+++ DATA EXCERPTS
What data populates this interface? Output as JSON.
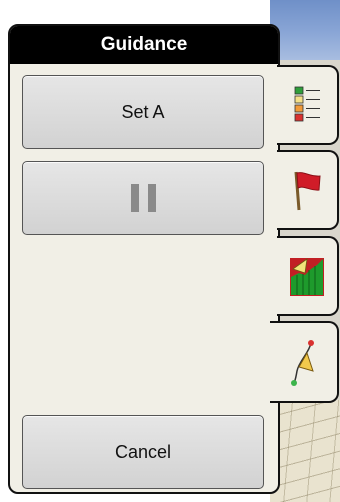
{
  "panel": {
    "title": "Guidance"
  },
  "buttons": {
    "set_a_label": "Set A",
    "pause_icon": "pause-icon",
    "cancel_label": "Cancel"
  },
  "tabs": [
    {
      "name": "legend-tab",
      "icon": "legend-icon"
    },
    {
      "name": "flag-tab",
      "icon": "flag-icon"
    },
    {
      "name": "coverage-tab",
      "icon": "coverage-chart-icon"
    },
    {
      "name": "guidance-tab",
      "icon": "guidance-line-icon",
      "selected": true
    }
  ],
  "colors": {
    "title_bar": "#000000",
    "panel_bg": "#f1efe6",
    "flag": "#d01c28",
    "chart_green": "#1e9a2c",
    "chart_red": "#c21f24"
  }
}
++++++
+++ DATA EXCERPTS
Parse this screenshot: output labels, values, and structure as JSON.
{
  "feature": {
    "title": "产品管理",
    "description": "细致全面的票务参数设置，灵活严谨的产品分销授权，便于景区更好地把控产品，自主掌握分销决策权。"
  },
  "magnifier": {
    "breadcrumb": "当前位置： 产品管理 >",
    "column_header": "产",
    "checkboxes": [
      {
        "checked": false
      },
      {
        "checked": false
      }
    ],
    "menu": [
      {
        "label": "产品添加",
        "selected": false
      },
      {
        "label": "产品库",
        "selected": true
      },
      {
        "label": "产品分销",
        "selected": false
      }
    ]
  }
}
++++++
Sift through the entries and copy every line with "coverage".

      "name": "coverage-tab",
      "icon": "coverage-chart-icon"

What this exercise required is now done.